_Task details_. Every line of the material is to be repeated exactly as it stands.

_Input for this task_.
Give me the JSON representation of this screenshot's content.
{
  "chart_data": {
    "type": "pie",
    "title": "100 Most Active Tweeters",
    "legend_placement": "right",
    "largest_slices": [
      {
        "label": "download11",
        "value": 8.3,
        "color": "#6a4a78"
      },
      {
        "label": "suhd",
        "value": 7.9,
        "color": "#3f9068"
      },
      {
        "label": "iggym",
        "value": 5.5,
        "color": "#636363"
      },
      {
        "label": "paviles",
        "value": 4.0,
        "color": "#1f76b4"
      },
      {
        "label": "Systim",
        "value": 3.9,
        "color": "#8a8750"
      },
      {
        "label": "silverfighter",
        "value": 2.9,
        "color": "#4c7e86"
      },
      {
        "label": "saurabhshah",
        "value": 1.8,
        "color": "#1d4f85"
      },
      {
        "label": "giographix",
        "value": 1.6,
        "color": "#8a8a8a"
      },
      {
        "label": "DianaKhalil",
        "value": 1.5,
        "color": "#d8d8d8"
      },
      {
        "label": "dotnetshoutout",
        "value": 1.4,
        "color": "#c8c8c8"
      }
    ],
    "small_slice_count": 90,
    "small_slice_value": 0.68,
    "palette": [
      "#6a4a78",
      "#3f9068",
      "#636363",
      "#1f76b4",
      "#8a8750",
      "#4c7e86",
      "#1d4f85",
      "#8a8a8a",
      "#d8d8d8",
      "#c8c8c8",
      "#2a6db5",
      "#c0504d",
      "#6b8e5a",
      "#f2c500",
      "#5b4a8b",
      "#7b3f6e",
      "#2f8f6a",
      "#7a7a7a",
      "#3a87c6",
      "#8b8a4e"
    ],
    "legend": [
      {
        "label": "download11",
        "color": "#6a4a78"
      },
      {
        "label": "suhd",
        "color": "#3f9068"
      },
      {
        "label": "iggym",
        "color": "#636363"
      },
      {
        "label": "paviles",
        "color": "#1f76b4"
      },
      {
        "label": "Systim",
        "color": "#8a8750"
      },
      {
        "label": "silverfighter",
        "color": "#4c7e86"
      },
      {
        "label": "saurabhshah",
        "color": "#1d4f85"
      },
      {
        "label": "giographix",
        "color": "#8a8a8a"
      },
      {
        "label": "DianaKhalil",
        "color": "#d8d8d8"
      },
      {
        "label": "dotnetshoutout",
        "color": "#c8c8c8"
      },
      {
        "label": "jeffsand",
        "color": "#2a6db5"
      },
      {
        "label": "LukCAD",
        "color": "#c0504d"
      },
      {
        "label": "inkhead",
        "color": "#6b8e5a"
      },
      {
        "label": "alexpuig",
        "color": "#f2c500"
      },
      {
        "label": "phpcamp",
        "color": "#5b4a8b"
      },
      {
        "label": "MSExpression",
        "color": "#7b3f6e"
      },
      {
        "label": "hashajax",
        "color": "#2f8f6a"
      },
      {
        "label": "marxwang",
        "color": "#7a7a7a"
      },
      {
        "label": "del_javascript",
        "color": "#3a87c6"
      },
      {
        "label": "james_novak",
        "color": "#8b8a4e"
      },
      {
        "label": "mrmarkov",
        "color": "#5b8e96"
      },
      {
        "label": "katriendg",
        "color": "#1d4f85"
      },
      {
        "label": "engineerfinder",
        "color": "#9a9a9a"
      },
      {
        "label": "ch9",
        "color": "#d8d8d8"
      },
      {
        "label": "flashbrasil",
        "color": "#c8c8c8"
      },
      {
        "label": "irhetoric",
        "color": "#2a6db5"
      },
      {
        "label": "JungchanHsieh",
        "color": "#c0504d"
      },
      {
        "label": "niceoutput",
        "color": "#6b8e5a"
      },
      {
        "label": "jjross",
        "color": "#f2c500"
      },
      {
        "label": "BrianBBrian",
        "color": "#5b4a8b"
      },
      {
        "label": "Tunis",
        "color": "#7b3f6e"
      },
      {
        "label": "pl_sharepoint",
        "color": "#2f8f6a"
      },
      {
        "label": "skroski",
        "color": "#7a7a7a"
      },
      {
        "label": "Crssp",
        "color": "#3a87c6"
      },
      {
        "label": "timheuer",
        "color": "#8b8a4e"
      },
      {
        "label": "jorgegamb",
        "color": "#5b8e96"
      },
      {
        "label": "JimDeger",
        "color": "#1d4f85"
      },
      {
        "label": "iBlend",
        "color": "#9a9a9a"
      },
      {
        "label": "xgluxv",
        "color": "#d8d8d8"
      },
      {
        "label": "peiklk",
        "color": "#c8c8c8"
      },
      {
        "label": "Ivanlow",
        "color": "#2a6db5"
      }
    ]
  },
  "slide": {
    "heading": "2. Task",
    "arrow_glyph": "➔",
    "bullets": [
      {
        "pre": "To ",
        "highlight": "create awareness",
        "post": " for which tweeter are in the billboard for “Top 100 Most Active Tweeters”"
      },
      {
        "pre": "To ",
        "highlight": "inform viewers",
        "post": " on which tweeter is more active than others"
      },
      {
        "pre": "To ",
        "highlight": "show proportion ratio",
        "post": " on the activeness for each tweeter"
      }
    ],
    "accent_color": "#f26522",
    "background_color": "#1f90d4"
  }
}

_The result_.
Give me the JSON representation of this screenshot's content.
{
  "chart_data": {
    "type": "pie",
    "title": "100 Most Active Tweeters",
    "legend_placement": "right",
    "largest_slices": [
      {
        "label": "download11",
        "value": 8.3,
        "color": "#6a4a78"
      },
      {
        "label": "suhd",
        "value": 7.9,
        "color": "#3f9068"
      },
      {
        "label": "iggym",
        "value": 5.5,
        "color": "#636363"
      },
      {
        "label": "paviles",
        "value": 4.0,
        "color": "#1f76b4"
      },
      {
        "label": "Systim",
        "value": 3.9,
        "color": "#8a8750"
      },
      {
        "label": "silverfighter",
        "value": 2.9,
        "color": "#4c7e86"
      },
      {
        "label": "saurabhshah",
        "value": 1.8,
        "color": "#1d4f85"
      },
      {
        "label": "giographix",
        "value": 1.6,
        "color": "#8a8a8a"
      },
      {
        "label": "DianaKhalil",
        "value": 1.5,
        "color": "#d8d8d8"
      },
      {
        "label": "dotnetshoutout",
        "value": 1.4,
        "color": "#c8c8c8"
      }
    ],
    "small_slice_count": 90,
    "small_slice_value": 0.68,
    "palette": [
      "#6a4a78",
      "#3f9068",
      "#636363",
      "#1f76b4",
      "#8a8750",
      "#4c7e86",
      "#1d4f85",
      "#8a8a8a",
      "#d8d8d8",
      "#c8c8c8",
      "#2a6db5",
      "#c0504d",
      "#6b8e5a",
      "#f2c500",
      "#5b4a8b",
      "#7b3f6e",
      "#2f8f6a",
      "#7a7a7a",
      "#3a87c6",
      "#8b8a4e"
    ],
    "legend": [
      {
        "label": "download11",
        "color": "#6a4a78"
      },
      {
        "label": "suhd",
        "color": "#3f9068"
      },
      {
        "label": "iggym",
        "color": "#636363"
      },
      {
        "label": "paviles",
        "color": "#1f76b4"
      },
      {
        "label": "Systim",
        "color": "#8a8750"
      },
      {
        "label": "silverfighter",
        "color": "#4c7e86"
      },
      {
        "label": "saurabhshah",
        "color": "#1d4f85"
      },
      {
        "label": "giographix",
        "color": "#8a8a8a"
      },
      {
        "label": "DianaKhalil",
        "color": "#d8d8d8"
      },
      {
        "label": "dotnetshoutout",
        "color": "#c8c8c8"
      },
      {
        "label": "jeffsand",
        "color": "#2a6db5"
      },
      {
        "label": "LukCAD",
        "color": "#c0504d"
      },
      {
        "label": "inkhead",
        "color": "#6b8e5a"
      },
      {
        "label": "alexpuig",
        "color": "#f2c500"
      },
      {
        "label": "phpcamp",
        "color": "#5b4a8b"
      },
      {
        "label": "MSExpression",
        "color": "#7b3f6e"
      },
      {
        "label": "hashajax",
        "color": "#2f8f6a"
      },
      {
        "label": "marxwang",
        "color": "#7a7a7a"
      },
      {
        "label": "del_javascript",
        "color": "#3a87c6"
      },
      {
        "label": "james_novak",
        "color": "#8b8a4e"
      },
      {
        "label": "mrmarkov",
        "color": "#5b8e96"
      },
      {
        "label": "katriendg",
        "color": "#1d4f85"
      },
      {
        "label": "engineerfinder",
        "color": "#9a9a9a"
      },
      {
        "label": "ch9",
        "color": "#d8d8d8"
      },
      {
        "label": "flashbrasil",
        "color": "#c8c8c8"
      },
      {
        "label": "irhetoric",
        "color": "#2a6db5"
      },
      {
        "label": "JungchanHsieh",
        "color": "#c0504d"
      },
      {
        "label": "niceoutput",
        "color": "#6b8e5a"
      },
      {
        "label": "jjross",
        "color": "#f2c500"
      },
      {
        "label": "BrianBBrian",
        "color": "#5b4a8b"
      },
      {
        "label": "Tunis",
        "color": "#7b3f6e"
      },
      {
        "label": "pl_sharepoint",
        "color": "#2f8f6a"
      },
      {
        "label": "skroski",
        "color": "#7a7a7a"
      },
      {
        "label": "Crssp",
        "color": "#3a87c6"
      },
      {
        "label": "timheuer",
        "color": "#8b8a4e"
      },
      {
        "label": "jorgegamb",
        "color": "#5b8e96"
      },
      {
        "label": "JimDeger",
        "color": "#1d4f85"
      },
      {
        "label": "iBlend",
        "color": "#9a9a9a"
      },
      {
        "label": "xgluxv",
        "color": "#d8d8d8"
      },
      {
        "label": "peiklk",
        "color": "#c8c8c8"
      },
      {
        "label": "Ivanlow",
        "color": "#2a6db5"
      }
    ]
  },
  "slide": {
    "heading": "2. Task",
    "arrow_glyph": "➔",
    "bullets": [
      {
        "pre": "To ",
        "highlight": "create awareness",
        "post": " for which tweeter are in the billboard for “Top 100 Most Active Tweeters”"
      },
      {
        "pre": "To ",
        "highlight": "inform viewers",
        "post": " on which tweeter is more active than others"
      },
      {
        "pre": "To ",
        "highlight": "show proportion ratio",
        "post": " on the activeness for each tweeter"
      }
    ],
    "accent_color": "#f26522",
    "background_color": "#1f90d4"
  }
}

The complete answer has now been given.